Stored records
──────────

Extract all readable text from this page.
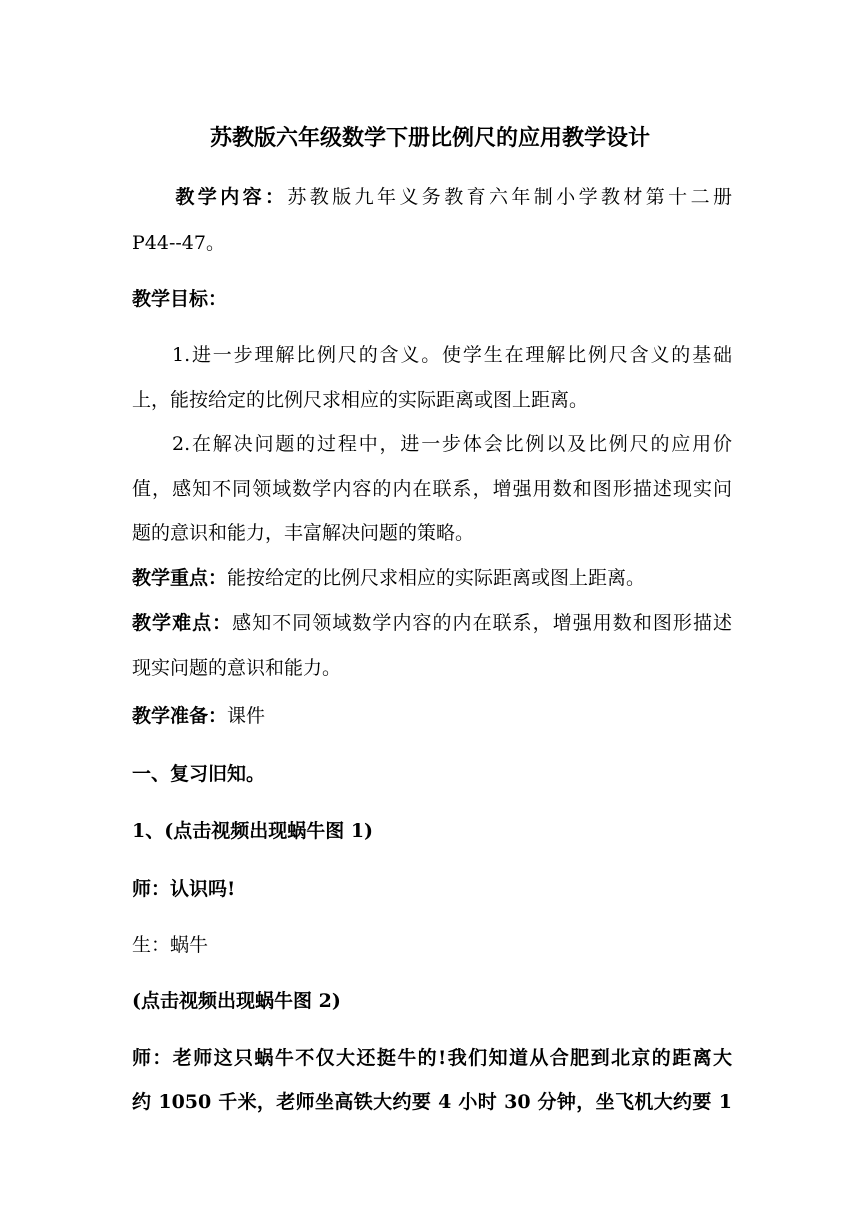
苏教版六年级数学下册比例尺的应用教学设计
教学内容：苏教版九年义务教育六年制小学教材第十二册
P44--47。
教学目标：
1.进一步理解比例尺的含义。使学生在理解比例尺含义的基础
上，能按给定的比例尺求相应的实际距离或图上距离。
2.在解决问题的过程中，进一步体会比例以及比例尺的应用价
值，感知不同领域数学内容的内在联系，增强用数和图形描述现实问
题的意识和能力，丰富解决问题的策略。
教学重点：能按给定的比例尺求相应的实际距离或图上距离。
教学难点：感知不同领域数学内容的内在联系，增强用数和图形描述
现实问题的意识和能力。
教学准备：课件
一、复习旧知。
1、(点击视频出现蜗牛图 1)
师：认识吗!
生：蜗牛
(点击视频出现蜗牛图 2)
师：老师这只蜗牛不仅大还挺牛的!我们知道从合肥到北京的距离大
约 1050 千米，老师坐高铁大约要 4 小时 30 分钟，坐飞机大约要 1
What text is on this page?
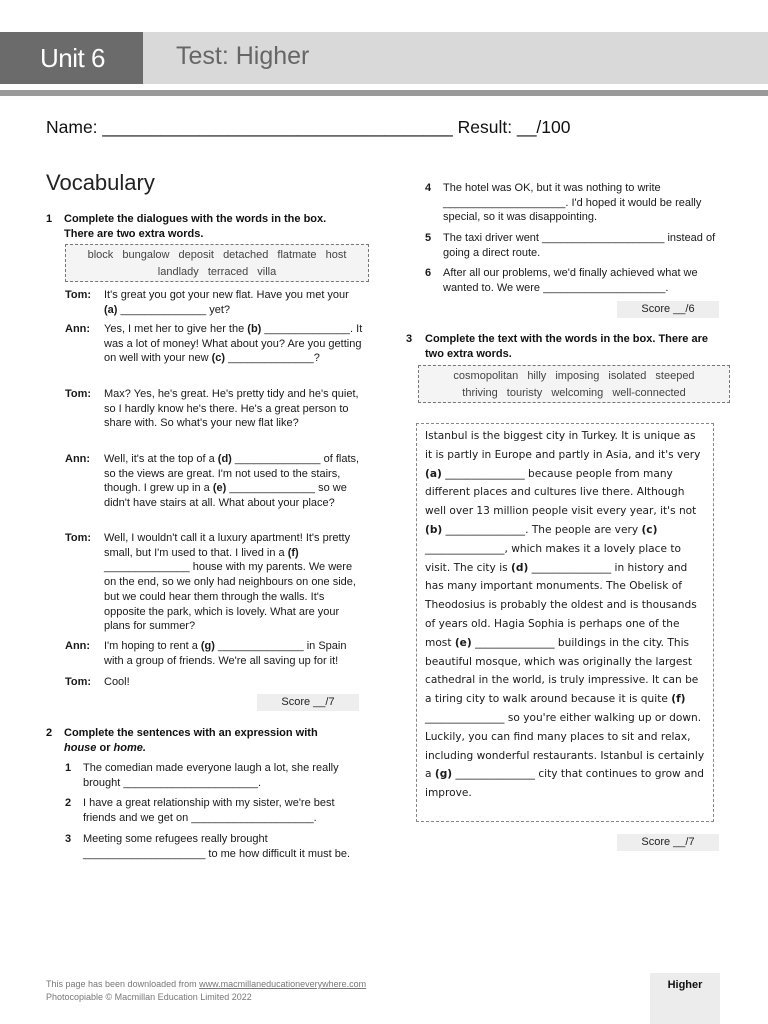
Unit 6	Test: Higher
Name: ____________________________________ Result: __/100
Vocabulary
1 Complete the dialogues with the words in the box. There are two extra words.
block bungalow deposit detached flatmate host
landlady terraced villa
Tom: It's great you got your new flat. Have you met your (a) ______________ yet?
Ann: Yes, I met her to give her the (b) ______________. It was a lot of money! What about you? Are you getting on well with your new (c) ______________?
Tom: Max? Yes, he's great. He's pretty tidy and he's quiet, so I hardly know he's there. He's a great person to share with. So what's your new flat like?
Ann: Well, it's at the top of a (d) ______________ of flats, so the views are great. I'm not used to the stairs, though. I grew up in a (e) ______________ so we didn't have stairs at all. What about your place?
Tom: Well, I wouldn't call it a luxury apartment! It's pretty small, but I'm used to that. I lived in a (f) ______________ house with my parents. We were on the end, so we only had neighbours on one side, but we could hear them through the walls. It's opposite the park, which is lovely. What are your plans for summer?
Ann: I'm hoping to rent a (g) ______________ in Spain with a group of friends. We're all saving up for it!
Tom: Cool!
Score __/7
2 Complete the sentences with an expression with
house or home.
1 The comedian made everyone laugh a lot, she really brought ______________________.
2 I have a great relationship with my sister, we're best friends and we get on ____________________.
3 Meeting some refugees really brought ____________________ to me how difficult it must be.
4 The hotel was OK, but it was nothing to write ____________________. I'd hoped it would be really special, so it was disappointing.
5 The taxi driver went ____________________ instead of going a direct route.
6 After all our problems, we'd finally achieved what we wanted to. We were ____________________.
Score __/6
3 Complete the text with the words in the box. There are two extra words.
cosmopolitan hilly imposing isolated steeped
thriving touristy welcoming well-connected
Istanbul is the biggest city in Turkey. It is unique as it is partly in Europe and partly in Asia, and it's very (a) _______________ because people from many different places and cultures live there. Although well over 13 million people visit every year, it's not (b) _______________. The people are very (c) _______________, which makes it a lovely place to visit. The city is (d) _______________ in history and has many important monuments. The Obelisk of Theodosius is probably the oldest and is thousands of years old. Hagia Sophia is perhaps one of the most (e) _______________ buildings in the city. This beautiful mosque, which was originally the largest cathedral in the world, is truly impressive. It can be a tiring city to walk around because it is quite (f) _______________ so you're either walking up or down. Luckily, you can find many places to sit and relax, including wonderful restaurants. Istanbul is certainly a (g) _______________ city that continues to grow and improve.
Score __/7
This page has been downloaded from www.macmillaneducationeverywhere.com
Photocopiable © Macmillan Education Limited 2022
Higher
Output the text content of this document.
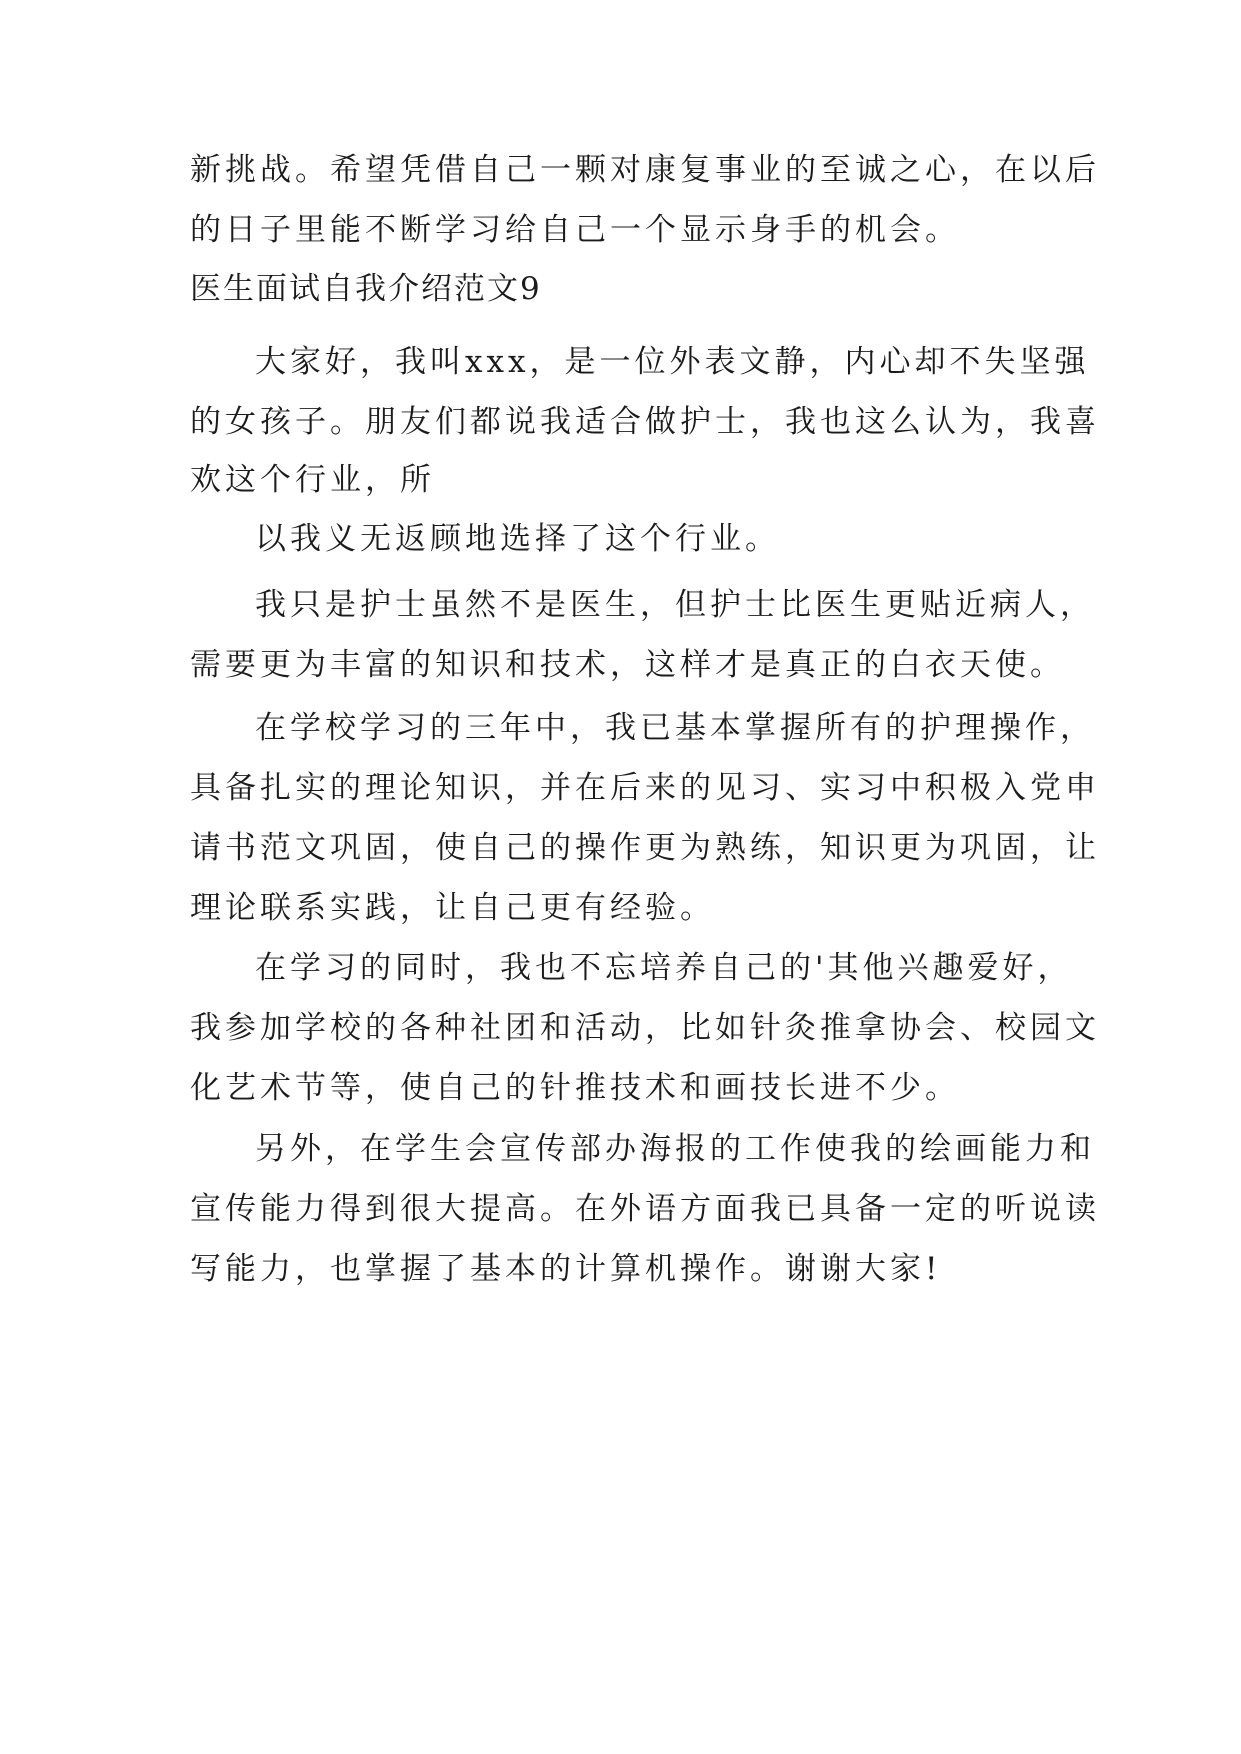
新挑战。希望凭借自己一颗对康复事业的至诚之心，在以后

的日子里能不断学习给自己一个显示身手的机会。

医生面试自我介绍范文9

大家好，我叫xxx，是一位外表文静，内心却不失坚强

的女孩子。朋友们都说我适合做护士，我也这么认为，我喜

欢这个行业，所

以我义无返顾地选择了这个行业。

我只是护士虽然不是医生，但护士比医生更贴近病人，

需要更为丰富的知识和技术，这样才是真正的白衣天使。

在学校学习的三年中，我已基本掌握所有的护理操作，

具备扎实的理论知识，并在后来的见习、实习中积极入党申

请书范文巩固，使自己的操作更为熟练，知识更为巩固，让

理论联系实践，让自己更有经验。

在学习的同时，我也不忘培养自己的'其他兴趣爱好，

我参加学校的各种社团和活动，比如针灸推拿协会、校园文

化艺术节等，使自己的针推技术和画技长进不少。

另外，在学生会宣传部办海报的工作使我的绘画能力和

宣传能力得到很大提高。在外语方面我已具备一定的听说读

写能力，也掌握了基本的计算机操作。谢谢大家!
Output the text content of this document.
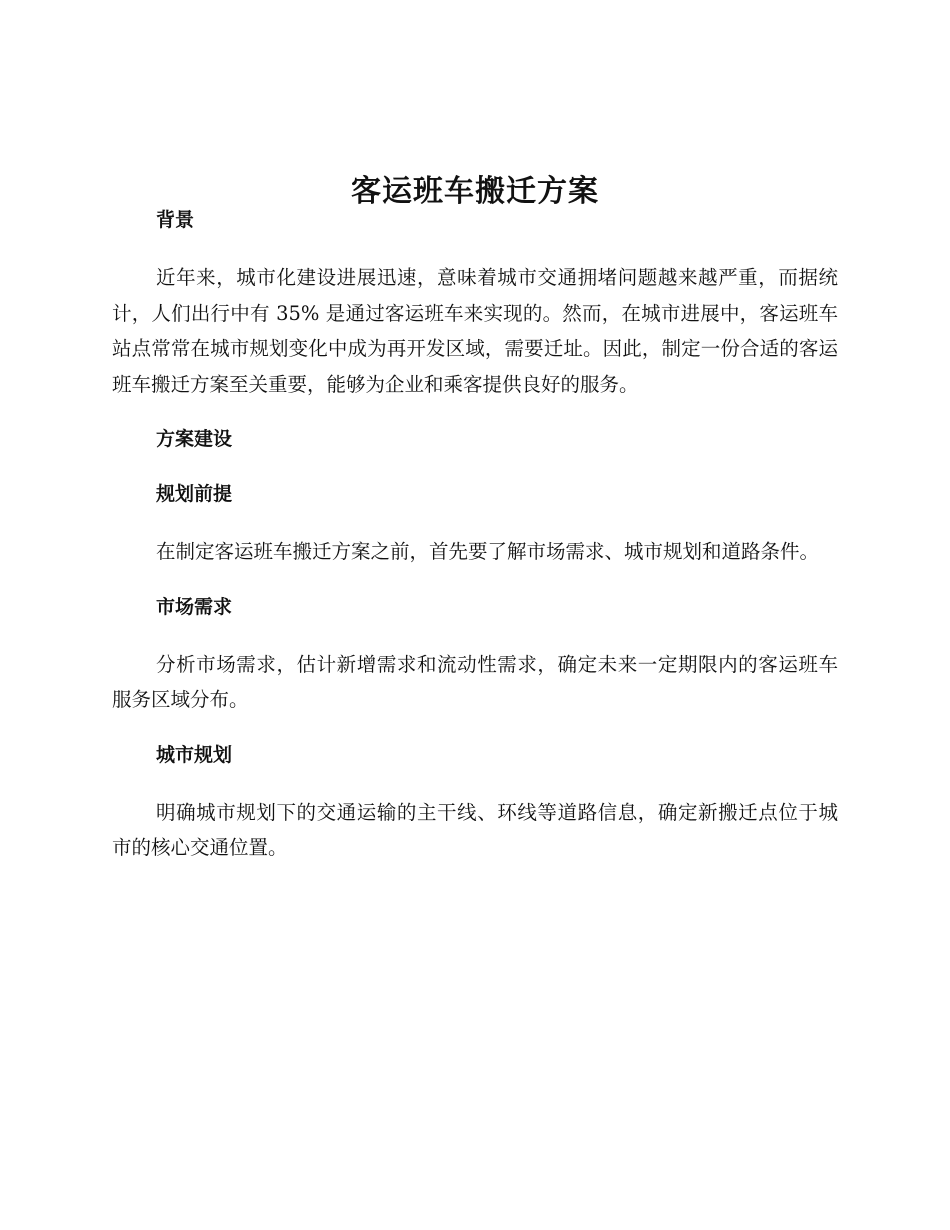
客运班车搬迁方案
背景

近年来，城市化建设进展迅速，意味着城市交通拥堵问题越来越严重，而据统计，人们出行中有 35% 是通过客运班车来实现的。然而，在城市进展中，客运班车站点常常在城市规划变化中成为再开发区域，需要迁址。因此，制定一份合适的客运班车搬迁方案至关重要，能够为企业和乘客提供良好的服务。

方案建设
规划前提

在制定客运班车搬迁方案之前，首先要了解市场需求、城市规划和道路条件。

市场需求

分析市场需求，估计新增需求和流动性需求，确定未来一定期限内的客运班车服务区域分布。

城市规划

明确城市规划下的交通运输的主干线、环线等道路信息，确定新搬迁点位于城市的核心交通位置。
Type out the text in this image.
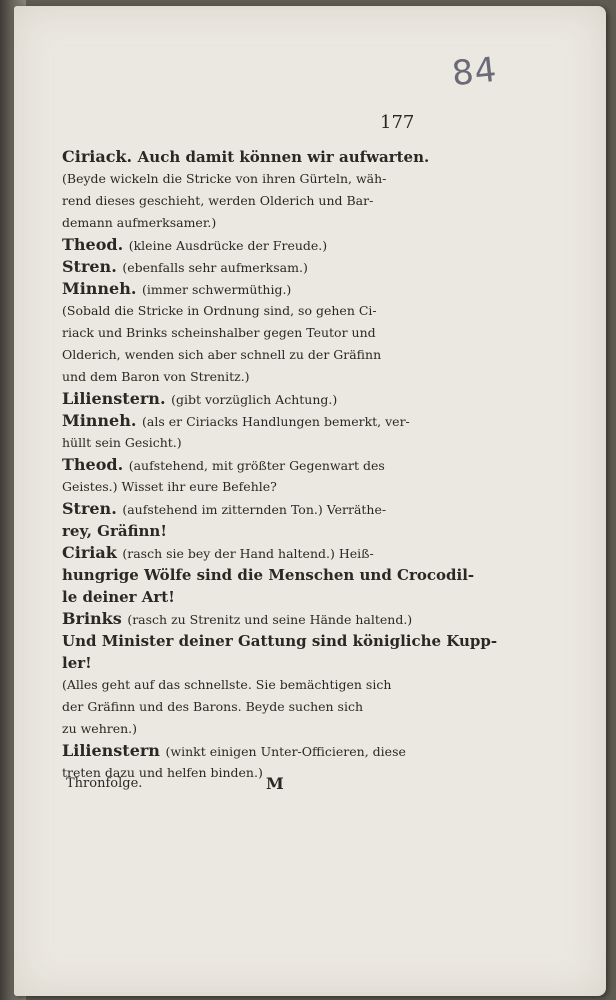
84
177
Ciriack. Auch damit können wir aufwarten.
(Beyde wickeln die Stricke von ihren Gürteln, wäh-
rend dieses geschieht, werden Olderich und Bar-
demann aufmerksamer.)
Theod. (kleine Ausdrücke der Freude.)
Stren. (ebenfalls sehr aufmerksam.)
Minneh. (immer schwermüthig.)
(Sobald die Stricke in Ordnung sind, so gehen Ci-
riack und Brinks scheinshalber gegen Teutor und
Olderich, wenden sich aber schnell zu der Gräfinn
und dem Baron von Strenitz.)
Lilienstern. (gibt vorzüglich Achtung.)
Minneh. (als er Ciriacks Handlungen bemerkt, ver-
hüllt sein Gesicht.)
Theod. (aufstehend, mit größter Gegenwart des
Geistes.) Wisset ihr eure Befehle?
Stren. (aufstehend im zitternden Ton.) Verräthe-
rey, Gräfinn!
Ciriak (rasch sie bey der Hand haltend.) Heiß-
hungrige Wölfe sind die Menschen und Crocodil-
le deiner Art!
Brinks (rasch zu Strenitz und seine Hände haltend.)
Und Minister deiner Gattung sind königliche Kupp-
ler!
(Alles geht auf das schnellste. Sie bemächtigen sich
der Gräfinn und des Barons. Beyde suchen sich
zu wehren.)
Lilienstern (winkt einigen Unter-Officieren, diese
treten dazu und helfen binden.)
Thronfolge.	M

──────────

Repeat the full listing above exactly, with no pictures in the copy.

SOLUTION TO THE PROBLEM:
Extract all readable text from this page.
苏教版六年级数学下册比例尺的应用教学设计
教学内容：苏教版九年义务教育六年制小学教材第十二册
P44--47。
教学目标：
1.进一步理解比例尺的含义。使学生在理解比例尺含义的基础
上，能按给定的比例尺求相应的实际距离或图上距离。
2.在解决问题的过程中，进一步体会比例以及比例尺的应用价
值，感知不同领域数学内容的内在联系，增强用数和图形描述现实问
题的意识和能力，丰富解决问题的策略。
教学重点：能按给定的比例尺求相应的实际距离或图上距离。
教学难点：感知不同领域数学内容的内在联系，增强用数和图形描述
现实问题的意识和能力。
教学准备：课件
一、复习旧知。
1、(点击视频出现蜗牛图 1)
师：认识吗!
生：蜗牛
(点击视频出现蜗牛图 2)
师：老师这只蜗牛不仅大还挺牛的!我们知道从合肥到北京的距离大
约 1050 千米，老师坐高铁大约要 4 小时 30 分钟，坐飞机大约要 1
What text is on this page?
Unit 6	Test: Higher
Name: ____________________________________ Result: __/100
Vocabulary
1 Complete the dialogues with the words in the box. There are two extra words.
block bungalow deposit detached flatmate host
landlady terraced villa
Tom: It's great you got your new flat. Have you met your (a) ______________ yet?
Ann: Yes, I met her to give her the (b) ______________. It was a lot of money! What about you? Are you getting on well with your new (c) ______________?
Tom: Max? Yes, he's great. He's pretty tidy and he's quiet, so I hardly know he's there. He's a great person to share with. So what's your new flat like?
Ann: Well, it's at the top of a (d) ______________ of flats, so the views are great. I'm not used to the stairs, though. I grew up in a (e) ______________ so we didn't have stairs at all. What about your place?
Tom: Well, I wouldn't call it a luxury apartment! It's pretty small, but I'm used to that. I lived in a (f) ______________ house with my parents. We were on the end, so we only had neighbours on one side, but we could hear them through the walls. It's opposite the park, which is lovely. What are your plans for summer?
Ann: I'm hoping to rent a (g) ______________ in Spain with a group of friends. We're all saving up for it!
Tom: Cool!
Score __/7
2 Complete the sentences with an expression with
house or home.
1 The comedian made everyone laugh a lot, she really brought ______________________.
2 I have a great relationship with my sister, we're best friends and we get on ____________________.
3 Meeting some refugees really brought ____________________ to me how difficult it must be.
4 The hotel was OK, but it was nothing to write ____________________. I'd hoped it would be really special, so it was disappointing.
5 The taxi driver went ____________________ instead of going a direct route.
6 After all our problems, we'd finally achieved what we wanted to. We were ____________________.
Score __/6
3 Complete the text with the words in the box. There are two extra words.
cosmopolitan hilly imposing isolated steeped
thriving touristy welcoming well-connected
Istanbul is the biggest city in Turkey. It is unique as it is partly in Europe and partly in Asia, and it's very (a) _______________ because people from many different places and cultures live there. Although well over 13 million people visit every year, it's not (b) _______________. The people are very (c) _______________, which makes it a lovely place to visit. The city is (d) _______________ in history and has many important monuments. The Obelisk of Theodosius is probably the oldest and is thousands of years old. Hagia Sophia is perhaps one of the most (e) _______________ buildings in the city. This beautiful mosque, which was originally the largest cathedral in the world, is truly impressive. It can be a tiring city to walk around because it is quite (f) _______________ so you're either walking up or down. Luckily, you can find many places to sit and relax, including wonderful restaurants. Istanbul is certainly a (g) _______________ city that continues to grow and improve.
Score __/7
This page has been downloaded from www.macmillaneducationeverywhere.com
Photocopiable © Macmillan Education Limited 2022
Higher
Output the text content of this document.
新挑战。希望凭借自己一颗对康复事业的至诚之心，在以后

的日子里能不断学习给自己一个显示身手的机会。

医生面试自我介绍范文9

大家好，我叫xxx，是一位外表文静，内心却不失坚强

的女孩子。朋友们都说我适合做护士，我也这么认为，我喜

欢这个行业，所

以我义无返顾地选择了这个行业。

我只是护士虽然不是医生，但护士比医生更贴近病人，

需要更为丰富的知识和技术，这样才是真正的白衣天使。

在学校学习的三年中，我已基本掌握所有的护理操作，

具备扎实的理论知识，并在后来的见习、实习中积极入党申

请书范文巩固，使自己的操作更为熟练，知识更为巩固，让

理论联系实践，让自己更有经验。

在学习的同时，我也不忘培养自己的'其他兴趣爱好，

我参加学校的各种社团和活动，比如针灸推拿协会、校园文

化艺术节等，使自己的针推技术和画技长进不少。

另外，在学生会宣传部办海报的工作使我的绘画能力和

宣传能力得到很大提高。在外语方面我已具备一定的听说读

写能力，也掌握了基本的计算机操作。谢谢大家!
Output the text content of this document.
客运班车搬迁方案
背景

近年来，城市化建设进展迅速，意味着城市交通拥堵问题越来越严重，而据统计，人们出行中有 35% 是通过客运班车来实现的。然而，在城市进展中，客运班车站点常常在城市规划变化中成为再开发区域，需要迁址。因此，制定一份合适的客运班车搬迁方案至关重要，能够为企业和乘客提供良好的服务。

方案建设
规划前提

在制定客运班车搬迁方案之前，首先要了解市场需求、城市规划和道路条件。

市场需求

分析市场需求，估计新增需求和流动性需求，确定未来一定期限内的客运班车服务区域分布。

城市规划

明确城市规划下的交通运输的主干线、环线等道路信息，确定新搬迁点位于城市的核心交通位置。
Type out the text in this image.
84
177
Ciriack. Auch damit können wir aufwarten.
(Beyde wickeln die Stricke von ihren Gürteln, wäh-
rend dieses geschieht, werden Olderich und Bar-
demann aufmerksamer.)
Theod. (kleine Ausdrücke der Freude.)
Stren. (ebenfalls sehr aufmerksam.)
Minneh. (immer schwermüthig.)
(Sobald die Stricke in Ordnung sind, so gehen Ci-
riack und Brinks scheinshalber gegen Teutor und
Olderich, wenden sich aber schnell zu der Gräfinn
und dem Baron von Strenitz.)
Lilienstern. (gibt vorzüglich Achtung.)
Minneh. (als er Ciriacks Handlungen bemerkt, ver-
hüllt sein Gesicht.)
Theod. (aufstehend, mit größter Gegenwart des
Geistes.) Wisset ihr eure Befehle?
Stren. (aufstehend im zitternden Ton.) Verräthe-
rey, Gräfinn!
Ciriak (rasch sie bey der Hand haltend.) Heiß-
hungrige Wölfe sind die Menschen und Crocodil-
le deiner Art!
Brinks (rasch zu Strenitz und seine Hände haltend.)
Und Minister deiner Gattung sind königliche Kupp-
ler!
(Alles geht auf das schnellste. Sie bemächtigen sich
der Gräfinn und des Barons. Beyde suchen sich
zu wehren.)
Lilienstern (winkt einigen Unter-Officieren, diese
treten dazu und helfen binden.)
Thronfolge.	M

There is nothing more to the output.